• **Your task**:
Take the material below and retype it in full; pictures are left out.

──────────

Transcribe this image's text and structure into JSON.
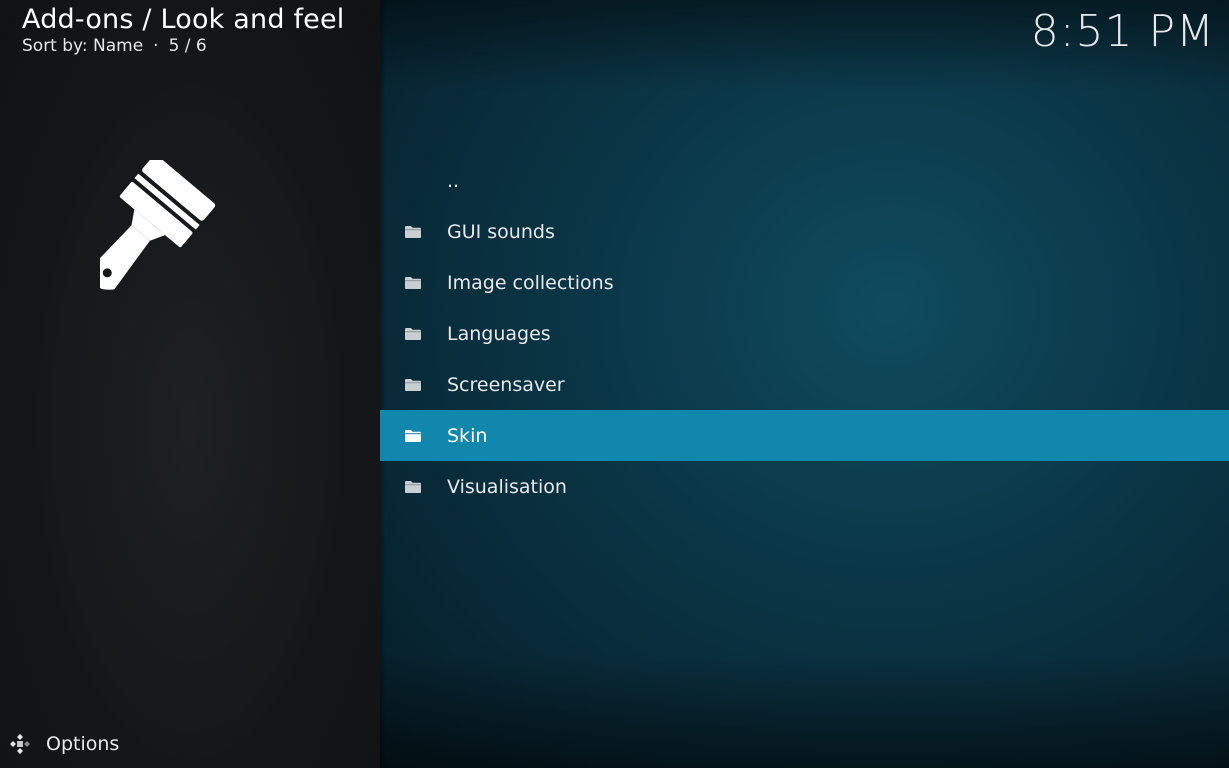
{
  "header": {
    "breadcrumb": "Add-ons / Look and feel",
    "sort_label": "Sort by: Name",
    "separator": "·",
    "position": "5 / 6",
    "clock": "8:51 PM"
  },
  "list": {
    "items": [
      {
        "label": "..",
        "icon": "none"
      },
      {
        "label": "GUI sounds",
        "icon": "folder-icon"
      },
      {
        "label": "Image collections",
        "icon": "folder-icon"
      },
      {
        "label": "Languages",
        "icon": "folder-icon"
      },
      {
        "label": "Screensaver",
        "icon": "folder-icon"
      },
      {
        "label": "Skin",
        "icon": "folder-icon",
        "selected": true
      },
      {
        "label": "Visualisation",
        "icon": "folder-icon"
      }
    ]
  },
  "footer": {
    "options_label": "Options"
  },
  "colors": {
    "selected_bg": "#1287ad",
    "panel_right": "#0a3545",
    "panel_left": "#141618"
  }
}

──────────

• **Response for this exercise**:
Transcribe this image's text and structure into JSON.
{
  "header": {
    "breadcrumb": "Add-ons / Look and feel",
    "sort_label": "Sort by: Name",
    "separator": "·",
    "position": "5 / 6",
    "clock": "8:51 PM"
  },
  "list": {
    "items": [
      {
        "label": "..",
        "icon": "none"
      },
      {
        "label": "GUI sounds",
        "icon": "folder-icon"
      },
      {
        "label": "Image collections",
        "icon": "folder-icon"
      },
      {
        "label": "Languages",
        "icon": "folder-icon"
      },
      {
        "label": "Screensaver",
        "icon": "folder-icon"
      },
      {
        "label": "Skin",
        "icon": "folder-icon",
        "selected": true
      },
      {
        "label": "Visualisation",
        "icon": "folder-icon"
      }
    ]
  },
  "footer": {
    "options_label": "Options"
  },
  "colors": {
    "selected_bg": "#1287ad",
    "panel_right": "#0a3545",
    "panel_left": "#141618"
  }
}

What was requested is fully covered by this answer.